[start DATASET]
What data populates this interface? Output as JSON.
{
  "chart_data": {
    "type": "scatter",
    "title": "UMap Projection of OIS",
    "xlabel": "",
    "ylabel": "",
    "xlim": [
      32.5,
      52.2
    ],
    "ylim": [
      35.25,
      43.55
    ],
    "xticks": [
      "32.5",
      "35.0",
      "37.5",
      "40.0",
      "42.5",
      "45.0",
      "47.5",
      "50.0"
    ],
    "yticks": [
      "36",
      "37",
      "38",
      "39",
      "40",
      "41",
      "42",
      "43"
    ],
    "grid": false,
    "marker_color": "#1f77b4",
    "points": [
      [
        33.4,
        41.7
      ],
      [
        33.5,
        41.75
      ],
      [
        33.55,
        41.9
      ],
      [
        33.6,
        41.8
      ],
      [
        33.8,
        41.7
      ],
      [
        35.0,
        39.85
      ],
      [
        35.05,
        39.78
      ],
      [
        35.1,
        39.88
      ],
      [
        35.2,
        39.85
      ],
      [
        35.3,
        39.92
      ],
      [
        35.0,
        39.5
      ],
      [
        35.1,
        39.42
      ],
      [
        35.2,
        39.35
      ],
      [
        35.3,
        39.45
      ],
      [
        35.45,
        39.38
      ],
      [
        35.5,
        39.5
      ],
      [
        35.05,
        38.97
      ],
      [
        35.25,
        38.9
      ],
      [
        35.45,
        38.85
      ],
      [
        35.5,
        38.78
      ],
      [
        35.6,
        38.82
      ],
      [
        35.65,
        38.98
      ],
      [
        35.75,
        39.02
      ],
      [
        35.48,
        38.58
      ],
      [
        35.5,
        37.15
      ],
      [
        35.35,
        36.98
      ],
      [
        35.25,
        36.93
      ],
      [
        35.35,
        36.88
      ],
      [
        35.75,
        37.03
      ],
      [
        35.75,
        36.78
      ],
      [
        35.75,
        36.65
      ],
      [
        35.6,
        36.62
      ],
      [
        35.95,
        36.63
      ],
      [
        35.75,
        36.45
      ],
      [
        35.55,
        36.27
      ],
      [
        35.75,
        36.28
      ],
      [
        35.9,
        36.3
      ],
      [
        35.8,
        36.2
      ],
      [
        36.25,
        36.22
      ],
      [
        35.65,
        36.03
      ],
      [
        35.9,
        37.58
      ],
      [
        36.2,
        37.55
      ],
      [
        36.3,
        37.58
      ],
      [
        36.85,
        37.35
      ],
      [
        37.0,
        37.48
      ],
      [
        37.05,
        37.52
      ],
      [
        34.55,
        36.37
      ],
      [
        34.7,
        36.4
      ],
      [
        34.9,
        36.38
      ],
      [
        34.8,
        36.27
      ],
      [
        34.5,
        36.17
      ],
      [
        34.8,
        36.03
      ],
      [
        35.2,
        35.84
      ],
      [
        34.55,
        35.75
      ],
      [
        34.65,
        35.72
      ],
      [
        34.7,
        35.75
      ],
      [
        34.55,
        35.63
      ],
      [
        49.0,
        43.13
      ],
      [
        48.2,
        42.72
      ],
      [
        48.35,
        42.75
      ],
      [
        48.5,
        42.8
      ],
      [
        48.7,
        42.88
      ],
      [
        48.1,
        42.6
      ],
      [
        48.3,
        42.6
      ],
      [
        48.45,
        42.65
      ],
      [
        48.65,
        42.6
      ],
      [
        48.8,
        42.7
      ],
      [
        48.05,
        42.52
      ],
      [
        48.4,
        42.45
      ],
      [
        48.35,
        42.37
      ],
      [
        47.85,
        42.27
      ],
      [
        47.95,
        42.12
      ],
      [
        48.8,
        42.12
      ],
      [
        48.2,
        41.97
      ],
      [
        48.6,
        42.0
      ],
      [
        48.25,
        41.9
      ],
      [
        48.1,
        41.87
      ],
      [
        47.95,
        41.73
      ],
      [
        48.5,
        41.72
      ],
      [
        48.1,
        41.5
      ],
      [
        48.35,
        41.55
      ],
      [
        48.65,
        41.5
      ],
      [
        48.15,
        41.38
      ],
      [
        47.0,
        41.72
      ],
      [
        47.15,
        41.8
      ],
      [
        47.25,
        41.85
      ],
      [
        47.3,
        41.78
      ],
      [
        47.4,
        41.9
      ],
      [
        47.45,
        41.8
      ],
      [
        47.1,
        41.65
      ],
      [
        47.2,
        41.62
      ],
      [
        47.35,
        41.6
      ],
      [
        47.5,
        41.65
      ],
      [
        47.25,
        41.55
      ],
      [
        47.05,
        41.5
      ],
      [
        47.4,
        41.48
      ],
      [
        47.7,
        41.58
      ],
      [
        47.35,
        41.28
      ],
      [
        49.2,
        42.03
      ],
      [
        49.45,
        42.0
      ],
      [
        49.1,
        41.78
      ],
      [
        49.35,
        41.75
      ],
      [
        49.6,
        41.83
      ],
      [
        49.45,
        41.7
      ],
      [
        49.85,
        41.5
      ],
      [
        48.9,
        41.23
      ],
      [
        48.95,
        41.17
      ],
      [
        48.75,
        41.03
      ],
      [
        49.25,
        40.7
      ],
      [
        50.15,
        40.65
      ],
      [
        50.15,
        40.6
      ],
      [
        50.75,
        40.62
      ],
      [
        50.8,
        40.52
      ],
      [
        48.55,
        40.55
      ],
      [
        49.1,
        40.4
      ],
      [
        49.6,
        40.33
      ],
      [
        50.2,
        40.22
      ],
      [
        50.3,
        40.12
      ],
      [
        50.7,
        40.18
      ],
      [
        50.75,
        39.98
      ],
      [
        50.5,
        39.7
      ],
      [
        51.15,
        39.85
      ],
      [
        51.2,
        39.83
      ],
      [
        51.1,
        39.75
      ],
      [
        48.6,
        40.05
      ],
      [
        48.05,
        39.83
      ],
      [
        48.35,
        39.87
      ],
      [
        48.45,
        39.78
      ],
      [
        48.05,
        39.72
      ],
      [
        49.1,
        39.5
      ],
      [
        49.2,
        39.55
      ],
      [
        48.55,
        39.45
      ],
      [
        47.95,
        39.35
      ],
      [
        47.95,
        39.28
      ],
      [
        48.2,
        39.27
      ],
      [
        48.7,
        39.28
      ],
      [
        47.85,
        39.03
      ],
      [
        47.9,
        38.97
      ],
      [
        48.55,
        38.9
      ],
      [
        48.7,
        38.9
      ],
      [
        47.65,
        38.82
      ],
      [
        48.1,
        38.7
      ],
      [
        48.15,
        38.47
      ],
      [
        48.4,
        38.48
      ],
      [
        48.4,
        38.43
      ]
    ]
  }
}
[end DATASET]
Reproduce the listing above word for word.

What data populates this interface? Output as JSON.
{
  "chart_data": {
    "type": "scatter",
    "title": "UMap Projection of OIS",
    "xlabel": "",
    "ylabel": "",
    "xlim": [
      32.5,
      52.2
    ],
    "ylim": [
      35.25,
      43.55
    ],
    "xticks": [
      "32.5",
      "35.0",
      "37.5",
      "40.0",
      "42.5",
      "45.0",
      "47.5",
      "50.0"
    ],
    "yticks": [
      "36",
      "37",
      "38",
      "39",
      "40",
      "41",
      "42",
      "43"
    ],
    "grid": false,
    "marker_color": "#1f77b4",
    "points": [
      [
        33.4,
        41.7
      ],
      [
        33.5,
        41.75
      ],
      [
        33.55,
        41.9
      ],
      [
        33.6,
        41.8
      ],
      [
        33.8,
        41.7
      ],
      [
        35.0,
        39.85
      ],
      [
        35.05,
        39.78
      ],
      [
        35.1,
        39.88
      ],
      [
        35.2,
        39.85
      ],
      [
        35.3,
        39.92
      ],
      [
        35.0,
        39.5
      ],
      [
        35.1,
        39.42
      ],
      [
        35.2,
        39.35
      ],
      [
        35.3,
        39.45
      ],
      [
        35.45,
        39.38
      ],
      [
        35.5,
        39.5
      ],
      [
        35.05,
        38.97
      ],
      [
        35.25,
        38.9
      ],
      [
        35.45,
        38.85
      ],
      [
        35.5,
        38.78
      ],
      [
        35.6,
        38.82
      ],
      [
        35.65,
        38.98
      ],
      [
        35.75,
        39.02
      ],
      [
        35.48,
        38.58
      ],
      [
        35.5,
        37.15
      ],
      [
        35.35,
        36.98
      ],
      [
        35.25,
        36.93
      ],
      [
        35.35,
        36.88
      ],
      [
        35.75,
        37.03
      ],
      [
        35.75,
        36.78
      ],
      [
        35.75,
        36.65
      ],
      [
        35.6,
        36.62
      ],
      [
        35.95,
        36.63
      ],
      [
        35.75,
        36.45
      ],
      [
        35.55,
        36.27
      ],
      [
        35.75,
        36.28
      ],
      [
        35.9,
        36.3
      ],
      [
        35.8,
        36.2
      ],
      [
        36.25,
        36.22
      ],
      [
        35.65,
        36.03
      ],
      [
        35.9,
        37.58
      ],
      [
        36.2,
        37.55
      ],
      [
        36.3,
        37.58
      ],
      [
        36.85,
        37.35
      ],
      [
        37.0,
        37.48
      ],
      [
        37.05,
        37.52
      ],
      [
        34.55,
        36.37
      ],
      [
        34.7,
        36.4
      ],
      [
        34.9,
        36.38
      ],
      [
        34.8,
        36.27
      ],
      [
        34.5,
        36.17
      ],
      [
        34.8,
        36.03
      ],
      [
        35.2,
        35.84
      ],
      [
        34.55,
        35.75
      ],
      [
        34.65,
        35.72
      ],
      [
        34.7,
        35.75
      ],
      [
        34.55,
        35.63
      ],
      [
        49.0,
        43.13
      ],
      [
        48.2,
        42.72
      ],
      [
        48.35,
        42.75
      ],
      [
        48.5,
        42.8
      ],
      [
        48.7,
        42.88
      ],
      [
        48.1,
        42.6
      ],
      [
        48.3,
        42.6
      ],
      [
        48.45,
        42.65
      ],
      [
        48.65,
        42.6
      ],
      [
        48.8,
        42.7
      ],
      [
        48.05,
        42.52
      ],
      [
        48.4,
        42.45
      ],
      [
        48.35,
        42.37
      ],
      [
        47.85,
        42.27
      ],
      [
        47.95,
        42.12
      ],
      [
        48.8,
        42.12
      ],
      [
        48.2,
        41.97
      ],
      [
        48.6,
        42.0
      ],
      [
        48.25,
        41.9
      ],
      [
        48.1,
        41.87
      ],
      [
        47.95,
        41.73
      ],
      [
        48.5,
        41.72
      ],
      [
        48.1,
        41.5
      ],
      [
        48.35,
        41.55
      ],
      [
        48.65,
        41.5
      ],
      [
        48.15,
        41.38
      ],
      [
        47.0,
        41.72
      ],
      [
        47.15,
        41.8
      ],
      [
        47.25,
        41.85
      ],
      [
        47.3,
        41.78
      ],
      [
        47.4,
        41.9
      ],
      [
        47.45,
        41.8
      ],
      [
        47.1,
        41.65
      ],
      [
        47.2,
        41.62
      ],
      [
        47.35,
        41.6
      ],
      [
        47.5,
        41.65
      ],
      [
        47.25,
        41.55
      ],
      [
        47.05,
        41.5
      ],
      [
        47.4,
        41.48
      ],
      [
        47.7,
        41.58
      ],
      [
        47.35,
        41.28
      ],
      [
        49.2,
        42.03
      ],
      [
        49.45,
        42.0
      ],
      [
        49.1,
        41.78
      ],
      [
        49.35,
        41.75
      ],
      [
        49.6,
        41.83
      ],
      [
        49.45,
        41.7
      ],
      [
        49.85,
        41.5
      ],
      [
        48.9,
        41.23
      ],
      [
        48.95,
        41.17
      ],
      [
        48.75,
        41.03
      ],
      [
        49.25,
        40.7
      ],
      [
        50.15,
        40.65
      ],
      [
        50.15,
        40.6
      ],
      [
        50.75,
        40.62
      ],
      [
        50.8,
        40.52
      ],
      [
        48.55,
        40.55
      ],
      [
        49.1,
        40.4
      ],
      [
        49.6,
        40.33
      ],
      [
        50.2,
        40.22
      ],
      [
        50.3,
        40.12
      ],
      [
        50.7,
        40.18
      ],
      [
        50.75,
        39.98
      ],
      [
        50.5,
        39.7
      ],
      [
        51.15,
        39.85
      ],
      [
        51.2,
        39.83
      ],
      [
        51.1,
        39.75
      ],
      [
        48.6,
        40.05
      ],
      [
        48.05,
        39.83
      ],
      [
        48.35,
        39.87
      ],
      [
        48.45,
        39.78
      ],
      [
        48.05,
        39.72
      ],
      [
        49.1,
        39.5
      ],
      [
        49.2,
        39.55
      ],
      [
        48.55,
        39.45
      ],
      [
        47.95,
        39.35
      ],
      [
        47.95,
        39.28
      ],
      [
        48.2,
        39.27
      ],
      [
        48.7,
        39.28
      ],
      [
        47.85,
        39.03
      ],
      [
        47.9,
        38.97
      ],
      [
        48.55,
        38.9
      ],
      [
        48.7,
        38.9
      ],
      [
        47.65,
        38.82
      ],
      [
        48.1,
        38.7
      ],
      [
        48.15,
        38.47
      ],
      [
        48.4,
        38.48
      ],
      [
        48.4,
        38.43
      ]
    ]
  }
}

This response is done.